**TASK INPUTS:**
· · · ·

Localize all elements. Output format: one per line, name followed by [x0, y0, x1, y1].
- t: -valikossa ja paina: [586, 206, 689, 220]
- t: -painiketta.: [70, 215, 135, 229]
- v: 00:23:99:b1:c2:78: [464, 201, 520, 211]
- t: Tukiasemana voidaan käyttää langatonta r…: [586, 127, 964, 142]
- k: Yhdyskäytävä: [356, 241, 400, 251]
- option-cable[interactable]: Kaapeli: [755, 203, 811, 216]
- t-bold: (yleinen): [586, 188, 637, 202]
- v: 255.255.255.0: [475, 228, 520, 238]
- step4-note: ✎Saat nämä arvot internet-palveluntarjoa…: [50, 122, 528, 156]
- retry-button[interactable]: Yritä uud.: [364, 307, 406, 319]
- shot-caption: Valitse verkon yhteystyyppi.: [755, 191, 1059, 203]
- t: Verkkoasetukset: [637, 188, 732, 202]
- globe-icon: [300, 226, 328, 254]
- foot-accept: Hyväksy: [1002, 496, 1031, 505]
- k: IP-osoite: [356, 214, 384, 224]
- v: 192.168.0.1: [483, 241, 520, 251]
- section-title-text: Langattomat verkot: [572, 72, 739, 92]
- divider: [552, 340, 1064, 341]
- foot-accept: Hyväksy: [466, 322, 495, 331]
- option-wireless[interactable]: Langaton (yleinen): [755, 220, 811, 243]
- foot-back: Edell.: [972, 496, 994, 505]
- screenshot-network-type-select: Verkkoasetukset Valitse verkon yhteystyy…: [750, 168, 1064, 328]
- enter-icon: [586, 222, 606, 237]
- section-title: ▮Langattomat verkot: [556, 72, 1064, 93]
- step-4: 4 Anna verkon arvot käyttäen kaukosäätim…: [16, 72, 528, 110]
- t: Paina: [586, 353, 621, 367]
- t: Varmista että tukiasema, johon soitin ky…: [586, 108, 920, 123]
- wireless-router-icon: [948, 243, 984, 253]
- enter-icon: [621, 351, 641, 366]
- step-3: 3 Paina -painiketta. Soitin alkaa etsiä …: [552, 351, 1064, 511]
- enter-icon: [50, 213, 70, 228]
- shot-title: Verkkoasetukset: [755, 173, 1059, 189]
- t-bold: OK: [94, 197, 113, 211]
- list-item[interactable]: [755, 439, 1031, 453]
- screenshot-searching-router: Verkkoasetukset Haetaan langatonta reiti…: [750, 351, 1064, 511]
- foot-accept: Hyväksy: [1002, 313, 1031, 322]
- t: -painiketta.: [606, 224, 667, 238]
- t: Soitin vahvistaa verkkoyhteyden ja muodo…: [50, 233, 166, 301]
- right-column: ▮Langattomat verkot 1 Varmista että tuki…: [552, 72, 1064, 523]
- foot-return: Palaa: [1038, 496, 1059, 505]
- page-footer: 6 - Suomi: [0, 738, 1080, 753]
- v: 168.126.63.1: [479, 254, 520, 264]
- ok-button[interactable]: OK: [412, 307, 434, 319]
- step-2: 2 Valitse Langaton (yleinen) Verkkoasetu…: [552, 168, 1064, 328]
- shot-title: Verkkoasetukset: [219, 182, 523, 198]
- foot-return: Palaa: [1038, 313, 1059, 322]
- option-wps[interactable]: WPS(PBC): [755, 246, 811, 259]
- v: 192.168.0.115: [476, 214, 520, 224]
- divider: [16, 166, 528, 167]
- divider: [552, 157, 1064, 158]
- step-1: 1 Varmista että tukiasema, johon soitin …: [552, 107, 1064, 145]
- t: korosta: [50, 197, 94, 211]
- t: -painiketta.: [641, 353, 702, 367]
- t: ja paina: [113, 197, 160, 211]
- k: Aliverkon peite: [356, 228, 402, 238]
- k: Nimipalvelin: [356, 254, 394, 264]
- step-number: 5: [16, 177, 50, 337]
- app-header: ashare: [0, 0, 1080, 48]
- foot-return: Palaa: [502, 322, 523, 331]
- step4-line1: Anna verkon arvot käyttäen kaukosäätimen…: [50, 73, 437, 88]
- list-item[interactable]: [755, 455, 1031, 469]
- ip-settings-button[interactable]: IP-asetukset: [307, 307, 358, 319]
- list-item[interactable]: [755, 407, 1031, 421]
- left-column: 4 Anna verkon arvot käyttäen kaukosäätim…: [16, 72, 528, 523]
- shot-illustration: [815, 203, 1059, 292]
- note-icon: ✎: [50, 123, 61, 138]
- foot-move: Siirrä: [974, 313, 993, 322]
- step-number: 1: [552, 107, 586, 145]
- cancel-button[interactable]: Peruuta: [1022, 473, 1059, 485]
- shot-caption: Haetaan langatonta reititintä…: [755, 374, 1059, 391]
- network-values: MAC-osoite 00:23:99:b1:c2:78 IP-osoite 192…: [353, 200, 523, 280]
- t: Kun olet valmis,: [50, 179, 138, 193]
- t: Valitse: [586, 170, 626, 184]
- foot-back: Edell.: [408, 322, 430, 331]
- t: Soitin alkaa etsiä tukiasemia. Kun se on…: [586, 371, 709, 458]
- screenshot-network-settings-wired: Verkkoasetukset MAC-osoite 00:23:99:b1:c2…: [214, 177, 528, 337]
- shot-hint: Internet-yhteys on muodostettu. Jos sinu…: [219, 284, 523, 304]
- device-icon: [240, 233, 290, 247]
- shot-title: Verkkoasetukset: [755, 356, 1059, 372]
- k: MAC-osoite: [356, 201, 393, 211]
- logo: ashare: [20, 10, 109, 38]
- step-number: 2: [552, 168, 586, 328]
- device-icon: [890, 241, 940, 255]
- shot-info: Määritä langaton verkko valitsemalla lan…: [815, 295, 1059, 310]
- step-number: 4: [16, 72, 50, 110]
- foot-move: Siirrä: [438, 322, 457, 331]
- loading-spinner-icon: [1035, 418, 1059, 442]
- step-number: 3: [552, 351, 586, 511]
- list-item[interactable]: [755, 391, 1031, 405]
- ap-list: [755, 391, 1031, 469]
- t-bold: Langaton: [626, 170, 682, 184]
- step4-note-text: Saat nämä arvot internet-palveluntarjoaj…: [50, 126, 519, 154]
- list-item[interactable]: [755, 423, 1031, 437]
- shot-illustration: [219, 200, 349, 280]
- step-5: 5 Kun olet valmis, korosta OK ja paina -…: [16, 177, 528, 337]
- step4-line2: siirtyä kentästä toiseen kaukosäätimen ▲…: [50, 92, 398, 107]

· · · ·

**WORK TO DO:**
Arrange the lines above as a JSON list of strings, one string per line, leaving out any blank lines.

**WORKED ANSWER:**
[
  "Localize all elements. Output format: one per line, name followed by [x0, y0, x1, y1].",
  "- t: -valikossa ja paina: [586, 206, 689, 220]",
  "- t: -painiketta.: [70, 215, 135, 229]",
  "- v: 00:23:99:b1:c2:78: [464, 201, 520, 211]",
  "- t: Tukiasemana voidaan käyttää langatonta r…: [586, 127, 964, 142]",
  "- k: Yhdyskäytävä: [356, 241, 400, 251]",
  "- option-cable[interactable]: Kaapeli: [755, 203, 811, 216]",
  "- t-bold: (yleinen): [586, 188, 637, 202]",
  "- v: 255.255.255.0: [475, 228, 520, 238]",
  "- step4-note: ✎Saat nämä arvot internet-palveluntarjoa…: [50, 122, 528, 156]",
  "- retry-button[interactable]: Yritä uud.: [364, 307, 406, 319]",
  "- shot-caption: Valitse verkon yhteystyyppi.: [755, 191, 1059, 203]",
  "- t: Verkkoasetukset: [637, 188, 732, 202]",
  "- globe-icon: [300, 226, 328, 254]",
  "- foot-accept: Hyväksy: [1002, 496, 1031, 505]",
  "- k: IP-osoite: [356, 214, 384, 224]",
  "- v: 192.168.0.1: [483, 241, 520, 251]",
  "- section-title-text: Langattomat verkot: [572, 72, 739, 92]",
  "- divider: [552, 340, 1064, 341]",
  "- foot-accept: Hyväksy: [466, 322, 495, 331]",
  "- option-wireless[interactable]: Langaton (yleinen): [755, 220, 811, 243]",
  "- foot-back: Edell.: [972, 496, 994, 505]",
  "- screenshot-network-type-select: Verkkoasetukset Valitse verkon yhteystyy…: [750, 168, 1064, 328]",
  "- enter-icon: [586, 222, 606, 237]",
  "- section-title: ▮Langattomat verkot: [556, 72, 1064, 93]",
  "- step-4: 4 Anna verkon arvot käyttäen kaukosäätim…: [16, 72, 528, 110]",
  "- t: Paina: [586, 353, 621, 367]",
  "- t: Varmista että tukiasema, johon soitin ky…: [586, 108, 920, 123]",
  "- wireless-router-icon: [948, 243, 984, 253]",
  "- enter-icon: [621, 351, 641, 366]",
  "- step-3: 3 Paina -painiketta. Soitin alkaa etsiä …: [552, 351, 1064, 511]",
  "- enter-icon: [50, 213, 70, 228]",
  "- shot-title: Verkkoasetukset: [755, 173, 1059, 189]",
  "- t-bold: OK: [94, 197, 113, 211]",
  "- list-item[interactable]: [755, 439, 1031, 453]",
  "- screenshot-searching-router: Verkkoasetukset Haetaan langatonta reiti…: [750, 351, 1064, 511]",
  "- foot-accept: Hyväksy: [1002, 313, 1031, 322]",
  "- t: -painiketta.: [606, 224, 667, 238]",
  "- t: Soitin vahvistaa verkkoyhteyden ja muodo…: [50, 233, 166, 301]",
  "- right-column: ▮Langattomat verkot 1 Varmista että tuki…: [552, 72, 1064, 523]",
  "- foot-return: Palaa: [1038, 496, 1059, 505]",
  "- page-footer: 6 - Suomi: [0, 738, 1080, 753]",
  "- v: 168.126.63.1: [479, 254, 520, 264]",
  "- ok-button[interactable]: OK: [412, 307, 434, 319]",
  "- step-2: 2 Valitse Langaton (yleinen) Verkkoasetu…: [552, 168, 1064, 328]",
  "- shot-title: Verkkoasetukset: [219, 182, 523, 198]",
  "- foot-return: Palaa: [1038, 313, 1059, 322]",
  "- option-wps[interactable]: WPS(PBC): [755, 246, 811, 259]",
  "- v: 192.168.0.115: [476, 214, 520, 224]",
  "- divider: [16, 166, 528, 167]",
  "- divider: [552, 157, 1064, 158]",
  "- step-1: 1 Varmista että tukiasema, johon soitin …: [552, 107, 1064, 145]",
  "- t: korosta: [50, 197, 94, 211]",
  "- t: -painiketta.: [641, 353, 702, 367]",
  "- t: ja paina: [113, 197, 160, 211]",
  "- k: Aliverkon peite: [356, 228, 402, 238]",
  "- k: Nimipalvelin: [356, 254, 394, 264]",
  "- step-number: 5: [16, 177, 50, 337]",
  "- app-header: ashare: [0, 0, 1080, 48]",
  "- foot-return: Palaa: [502, 322, 523, 331]",
  "- step4-line1: Anna verkon arvot käyttäen kaukosäätimen…: [50, 73, 437, 88]",
  "- list-item[interactable]: [755, 455, 1031, 469]",
  "- ip-settings-button[interactable]: IP-asetukset: [307, 307, 358, 319]",
  "- list-item[interactable]: [755, 407, 1031, 421]",
  "- left-column: 4 Anna verkon arvot käyttäen kaukosäätim…: [16, 72, 528, 523]",
  "- shot-illustration: [815, 203, 1059, 292]",
  "- note-icon: ✎: [50, 123, 61, 138]",
  "- foot-move: Siirrä: [974, 313, 993, 322]",
  "- step-number: 1: [552, 107, 586, 145]",
  "- cancel-button[interactable]: Peruuta: [1022, 473, 1059, 485]",
  "- shot-caption: Haetaan langatonta reititintä…: [755, 374, 1059, 391]",
  "- network-values: MAC-osoite 00:23:99:b1:c2:78 IP-osoite 192…: [353, 200, 523, 280]",
  "- t: Kun olet valmis,: [50, 179, 138, 193]",
  "- t: Valitse: [586, 170, 626, 184]",
  "- foot-back: Edell.: [408, 322, 430, 331]",
  "- t: Soitin alkaa etsiä tukiasemia. Kun se on…: [586, 371, 709, 458]",
  "- screenshot-network-settings-wired: Verkkoasetukset MAC-osoite 00:23:99:b1:c2…: [214, 177, 528, 337]",
  "- shot-hint: Internet-yhteys on muodostettu. Jos sinu…: [219, 284, 523, 304]",
  "- device-icon: [240, 233, 290, 247]",
  "- shot-title: Verkkoasetukset: [755, 356, 1059, 372]",
  "- k: MAC-osoite: [356, 201, 393, 211]",
  "- logo: ashare: [20, 10, 109, 38]",
  "- step-number: 2: [552, 168, 586, 328]",
  "- device-icon: [890, 241, 940, 255]",
  "- shot-info: Määritä langaton verkko valitsemalla lan…: [815, 295, 1059, 310]",
  "- step-number: 4: [16, 72, 50, 110]",
  "- foot-move: Siirrä: [438, 322, 457, 331]",
  "- loading-spinner-icon: [1035, 418, 1059, 442]",
  "- step-number: 3: [552, 351, 586, 511]",
  "- list-item[interactable]: [755, 391, 1031, 405]",
  "- ap-list: [755, 391, 1031, 469]",
  "- t-bold: Langaton: [626, 170, 682, 184]",
  "- step4-note-text: Saat nämä arvot internet-palveluntarjoaj…: [50, 126, 519, 154]",
  "- list-item[interactable]: [755, 423, 1031, 437]",
  "- shot-illustration: [219, 200, 349, 280]",
  "- step-5: 5 Kun olet valmis, korosta OK ja paina -…: [16, 177, 528, 337]",
  "- step4-line2: siirtyä kentästä toiseen kaukosäätimen ▲…: [50, 92, 398, 107]"
]